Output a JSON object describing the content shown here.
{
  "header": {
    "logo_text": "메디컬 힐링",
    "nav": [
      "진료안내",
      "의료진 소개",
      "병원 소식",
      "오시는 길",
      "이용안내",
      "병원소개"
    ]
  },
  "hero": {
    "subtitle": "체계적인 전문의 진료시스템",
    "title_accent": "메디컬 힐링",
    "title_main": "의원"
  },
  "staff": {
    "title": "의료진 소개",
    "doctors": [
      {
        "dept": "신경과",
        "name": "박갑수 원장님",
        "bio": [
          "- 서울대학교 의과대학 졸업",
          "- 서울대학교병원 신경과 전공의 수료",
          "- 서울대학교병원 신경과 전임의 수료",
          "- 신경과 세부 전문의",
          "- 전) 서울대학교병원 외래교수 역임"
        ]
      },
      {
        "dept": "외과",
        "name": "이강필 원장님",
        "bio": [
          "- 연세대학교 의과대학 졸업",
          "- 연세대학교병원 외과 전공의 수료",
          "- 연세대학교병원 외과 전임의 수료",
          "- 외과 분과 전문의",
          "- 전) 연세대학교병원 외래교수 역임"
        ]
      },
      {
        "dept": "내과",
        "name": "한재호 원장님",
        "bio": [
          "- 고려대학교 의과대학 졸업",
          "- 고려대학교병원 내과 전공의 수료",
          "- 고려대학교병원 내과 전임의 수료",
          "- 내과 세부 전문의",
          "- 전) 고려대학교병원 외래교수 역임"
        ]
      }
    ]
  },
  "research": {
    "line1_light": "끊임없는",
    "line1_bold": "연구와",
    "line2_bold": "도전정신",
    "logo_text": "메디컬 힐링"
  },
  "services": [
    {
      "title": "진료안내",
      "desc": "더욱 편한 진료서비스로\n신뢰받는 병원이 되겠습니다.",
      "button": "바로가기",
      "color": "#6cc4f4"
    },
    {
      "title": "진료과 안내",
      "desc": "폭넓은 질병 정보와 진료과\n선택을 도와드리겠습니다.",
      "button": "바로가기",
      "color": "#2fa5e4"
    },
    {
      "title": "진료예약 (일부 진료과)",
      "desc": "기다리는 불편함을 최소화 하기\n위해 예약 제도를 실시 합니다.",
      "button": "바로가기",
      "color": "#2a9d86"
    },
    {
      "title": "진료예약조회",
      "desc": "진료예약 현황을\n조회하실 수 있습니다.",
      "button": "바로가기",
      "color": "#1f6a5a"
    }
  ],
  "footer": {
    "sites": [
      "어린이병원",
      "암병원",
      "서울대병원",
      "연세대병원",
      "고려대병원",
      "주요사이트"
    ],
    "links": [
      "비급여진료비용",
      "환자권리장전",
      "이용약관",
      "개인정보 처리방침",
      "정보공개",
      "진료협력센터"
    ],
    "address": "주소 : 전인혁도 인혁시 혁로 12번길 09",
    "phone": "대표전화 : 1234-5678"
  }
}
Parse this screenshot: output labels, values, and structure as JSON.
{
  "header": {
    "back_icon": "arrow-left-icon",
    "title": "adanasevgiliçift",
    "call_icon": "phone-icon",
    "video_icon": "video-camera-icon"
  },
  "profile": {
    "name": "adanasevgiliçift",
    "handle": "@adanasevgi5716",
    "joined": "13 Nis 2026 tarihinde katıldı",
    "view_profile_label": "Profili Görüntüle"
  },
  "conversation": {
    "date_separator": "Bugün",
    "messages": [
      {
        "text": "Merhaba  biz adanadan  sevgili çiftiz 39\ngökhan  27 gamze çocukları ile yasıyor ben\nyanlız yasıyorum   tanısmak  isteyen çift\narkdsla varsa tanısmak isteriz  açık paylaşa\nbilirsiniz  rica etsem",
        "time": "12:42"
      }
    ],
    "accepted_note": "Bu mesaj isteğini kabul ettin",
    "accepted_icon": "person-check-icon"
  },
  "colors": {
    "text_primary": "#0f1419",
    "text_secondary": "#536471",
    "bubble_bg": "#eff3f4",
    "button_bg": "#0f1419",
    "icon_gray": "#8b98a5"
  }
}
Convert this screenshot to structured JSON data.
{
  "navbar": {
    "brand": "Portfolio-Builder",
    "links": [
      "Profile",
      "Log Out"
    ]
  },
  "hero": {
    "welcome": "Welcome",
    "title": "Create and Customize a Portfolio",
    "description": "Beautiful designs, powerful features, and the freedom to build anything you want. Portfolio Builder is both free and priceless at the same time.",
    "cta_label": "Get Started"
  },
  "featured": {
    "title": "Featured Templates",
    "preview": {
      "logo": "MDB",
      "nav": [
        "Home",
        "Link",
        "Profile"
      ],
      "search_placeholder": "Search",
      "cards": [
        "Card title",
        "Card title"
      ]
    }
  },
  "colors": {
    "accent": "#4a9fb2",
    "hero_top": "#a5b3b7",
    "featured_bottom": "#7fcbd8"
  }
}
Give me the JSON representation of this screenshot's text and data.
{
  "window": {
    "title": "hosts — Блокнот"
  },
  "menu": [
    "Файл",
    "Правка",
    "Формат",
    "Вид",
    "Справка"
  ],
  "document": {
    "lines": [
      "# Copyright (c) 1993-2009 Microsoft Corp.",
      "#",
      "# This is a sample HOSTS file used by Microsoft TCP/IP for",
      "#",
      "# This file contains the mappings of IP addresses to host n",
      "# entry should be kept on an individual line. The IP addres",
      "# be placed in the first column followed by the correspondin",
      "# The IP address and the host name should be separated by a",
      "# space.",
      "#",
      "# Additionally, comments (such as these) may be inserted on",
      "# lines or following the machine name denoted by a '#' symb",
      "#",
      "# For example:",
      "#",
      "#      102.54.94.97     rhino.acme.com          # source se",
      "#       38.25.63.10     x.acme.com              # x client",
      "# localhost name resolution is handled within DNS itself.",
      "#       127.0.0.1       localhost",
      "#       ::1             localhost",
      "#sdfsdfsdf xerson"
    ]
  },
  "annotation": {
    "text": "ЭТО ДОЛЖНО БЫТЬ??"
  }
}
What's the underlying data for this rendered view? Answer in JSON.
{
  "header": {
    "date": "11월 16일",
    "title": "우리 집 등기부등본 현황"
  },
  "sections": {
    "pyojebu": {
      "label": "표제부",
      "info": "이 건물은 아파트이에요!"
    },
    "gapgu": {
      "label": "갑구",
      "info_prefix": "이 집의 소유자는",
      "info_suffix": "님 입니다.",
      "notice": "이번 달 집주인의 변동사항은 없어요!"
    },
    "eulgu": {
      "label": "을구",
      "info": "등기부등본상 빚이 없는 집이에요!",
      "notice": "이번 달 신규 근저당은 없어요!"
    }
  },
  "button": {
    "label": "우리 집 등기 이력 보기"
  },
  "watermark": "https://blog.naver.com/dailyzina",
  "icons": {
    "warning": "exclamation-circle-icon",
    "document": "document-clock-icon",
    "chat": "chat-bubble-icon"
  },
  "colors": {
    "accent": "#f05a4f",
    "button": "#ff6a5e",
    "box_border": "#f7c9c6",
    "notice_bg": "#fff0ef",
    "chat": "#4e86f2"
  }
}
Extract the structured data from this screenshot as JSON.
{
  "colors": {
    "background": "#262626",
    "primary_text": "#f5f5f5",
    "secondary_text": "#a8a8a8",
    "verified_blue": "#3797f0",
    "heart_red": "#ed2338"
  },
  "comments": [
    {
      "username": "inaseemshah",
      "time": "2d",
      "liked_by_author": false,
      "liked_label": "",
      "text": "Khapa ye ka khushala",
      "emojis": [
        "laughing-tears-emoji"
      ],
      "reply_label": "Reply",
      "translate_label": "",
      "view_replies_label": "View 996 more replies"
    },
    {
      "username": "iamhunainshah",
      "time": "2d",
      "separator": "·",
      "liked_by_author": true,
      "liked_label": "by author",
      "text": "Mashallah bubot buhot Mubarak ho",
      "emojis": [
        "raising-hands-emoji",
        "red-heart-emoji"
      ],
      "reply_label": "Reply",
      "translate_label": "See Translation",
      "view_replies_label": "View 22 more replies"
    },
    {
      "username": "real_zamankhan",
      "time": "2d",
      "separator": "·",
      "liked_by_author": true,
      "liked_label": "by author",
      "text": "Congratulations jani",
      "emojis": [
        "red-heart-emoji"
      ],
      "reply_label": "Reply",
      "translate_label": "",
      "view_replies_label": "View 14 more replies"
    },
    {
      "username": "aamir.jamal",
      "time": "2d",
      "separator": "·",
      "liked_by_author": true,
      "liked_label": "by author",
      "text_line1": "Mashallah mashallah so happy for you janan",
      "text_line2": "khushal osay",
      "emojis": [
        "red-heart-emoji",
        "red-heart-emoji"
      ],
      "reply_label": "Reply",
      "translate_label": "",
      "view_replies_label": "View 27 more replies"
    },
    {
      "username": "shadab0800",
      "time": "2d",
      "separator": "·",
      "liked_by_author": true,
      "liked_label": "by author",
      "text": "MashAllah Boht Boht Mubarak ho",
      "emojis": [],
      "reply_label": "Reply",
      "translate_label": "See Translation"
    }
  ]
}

——

§ **DIRECTIONS**:
Look over the listing above. Pick out and copy every line that includes "comments".

§ **REPLY TO THE EXERCISE**:
      "# Additionally, comments (such as these) may be inserted on",
  "comments": [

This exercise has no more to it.